▶ [Problem statement] Output the full listing below exactly as it reads, and skip anything that is a picture.

▶ [Dataset extract]
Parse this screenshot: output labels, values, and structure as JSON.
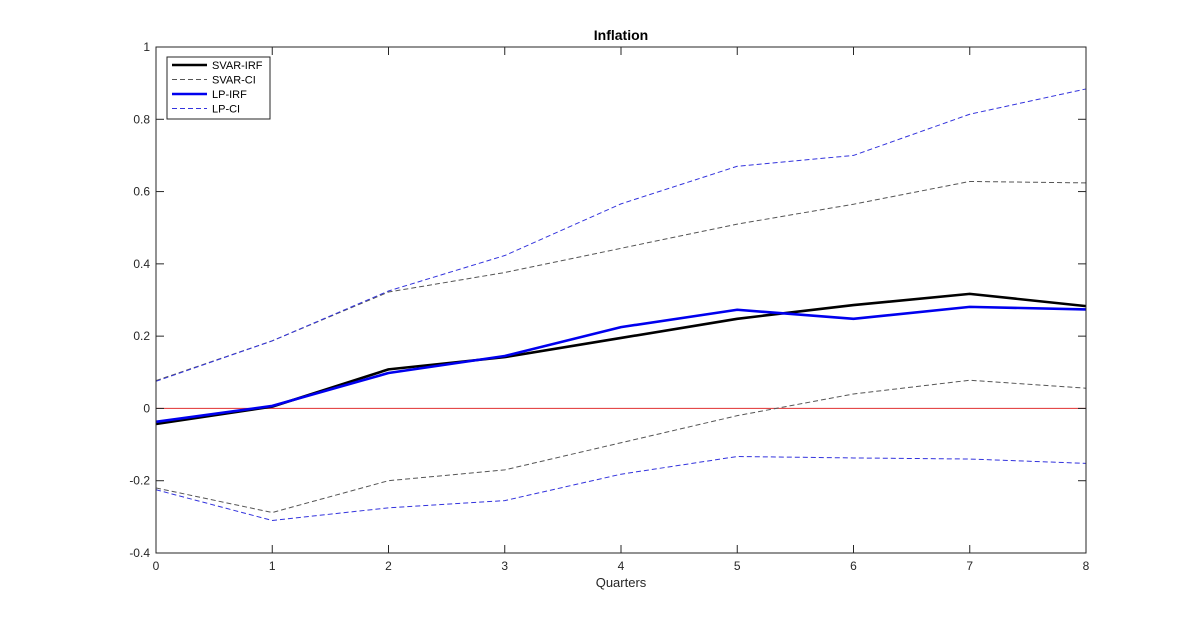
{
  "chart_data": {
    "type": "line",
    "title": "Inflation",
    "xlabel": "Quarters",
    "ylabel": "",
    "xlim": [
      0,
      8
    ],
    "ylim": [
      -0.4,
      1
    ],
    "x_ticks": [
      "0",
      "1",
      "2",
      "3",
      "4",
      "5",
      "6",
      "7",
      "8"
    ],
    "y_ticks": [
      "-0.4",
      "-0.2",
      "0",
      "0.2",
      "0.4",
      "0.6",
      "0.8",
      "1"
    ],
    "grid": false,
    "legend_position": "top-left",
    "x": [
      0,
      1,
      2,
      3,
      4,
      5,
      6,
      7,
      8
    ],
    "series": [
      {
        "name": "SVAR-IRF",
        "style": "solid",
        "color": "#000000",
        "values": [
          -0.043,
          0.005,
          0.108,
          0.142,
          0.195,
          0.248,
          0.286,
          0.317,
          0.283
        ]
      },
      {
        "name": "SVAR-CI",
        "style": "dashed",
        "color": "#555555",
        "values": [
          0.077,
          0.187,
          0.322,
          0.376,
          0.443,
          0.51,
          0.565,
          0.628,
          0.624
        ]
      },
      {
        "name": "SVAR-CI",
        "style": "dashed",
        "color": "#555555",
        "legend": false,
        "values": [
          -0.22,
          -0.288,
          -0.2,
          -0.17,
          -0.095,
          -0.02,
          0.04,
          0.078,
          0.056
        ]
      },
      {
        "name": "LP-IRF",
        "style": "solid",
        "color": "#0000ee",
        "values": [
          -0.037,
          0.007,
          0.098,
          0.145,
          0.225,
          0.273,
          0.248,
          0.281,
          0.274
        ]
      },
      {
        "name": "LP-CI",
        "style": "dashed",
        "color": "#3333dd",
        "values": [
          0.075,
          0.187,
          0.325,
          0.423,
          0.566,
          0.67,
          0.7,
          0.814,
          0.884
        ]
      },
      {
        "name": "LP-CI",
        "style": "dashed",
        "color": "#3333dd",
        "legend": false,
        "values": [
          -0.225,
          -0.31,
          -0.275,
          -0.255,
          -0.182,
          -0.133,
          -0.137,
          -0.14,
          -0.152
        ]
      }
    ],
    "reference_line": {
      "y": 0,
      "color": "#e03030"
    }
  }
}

▶ [Problem solution]
Parse this screenshot: output labels, values, and structure as JSON.
{
  "chart_data": {
    "type": "line",
    "title": "Inflation",
    "xlabel": "Quarters",
    "ylabel": "",
    "xlim": [
      0,
      8
    ],
    "ylim": [
      -0.4,
      1
    ],
    "x_ticks": [
      "0",
      "1",
      "2",
      "3",
      "4",
      "5",
      "6",
      "7",
      "8"
    ],
    "y_ticks": [
      "-0.4",
      "-0.2",
      "0",
      "0.2",
      "0.4",
      "0.6",
      "0.8",
      "1"
    ],
    "grid": false,
    "legend_position": "top-left",
    "x": [
      0,
      1,
      2,
      3,
      4,
      5,
      6,
      7,
      8
    ],
    "series": [
      {
        "name": "SVAR-IRF",
        "style": "solid",
        "color": "#000000",
        "values": [
          -0.043,
          0.005,
          0.108,
          0.142,
          0.195,
          0.248,
          0.286,
          0.317,
          0.283
        ]
      },
      {
        "name": "SVAR-CI",
        "style": "dashed",
        "color": "#555555",
        "values": [
          0.077,
          0.187,
          0.322,
          0.376,
          0.443,
          0.51,
          0.565,
          0.628,
          0.624
        ]
      },
      {
        "name": "SVAR-CI",
        "style": "dashed",
        "color": "#555555",
        "legend": false,
        "values": [
          -0.22,
          -0.288,
          -0.2,
          -0.17,
          -0.095,
          -0.02,
          0.04,
          0.078,
          0.056
        ]
      },
      {
        "name": "LP-IRF",
        "style": "solid",
        "color": "#0000ee",
        "values": [
          -0.037,
          0.007,
          0.098,
          0.145,
          0.225,
          0.273,
          0.248,
          0.281,
          0.274
        ]
      },
      {
        "name": "LP-CI",
        "style": "dashed",
        "color": "#3333dd",
        "values": [
          0.075,
          0.187,
          0.325,
          0.423,
          0.566,
          0.67,
          0.7,
          0.814,
          0.884
        ]
      },
      {
        "name": "LP-CI",
        "style": "dashed",
        "color": "#3333dd",
        "legend": false,
        "values": [
          -0.225,
          -0.31,
          -0.275,
          -0.255,
          -0.182,
          -0.133,
          -0.137,
          -0.14,
          -0.152
        ]
      }
    ],
    "reference_line": {
      "y": 0,
      "color": "#e03030"
    }
  }
}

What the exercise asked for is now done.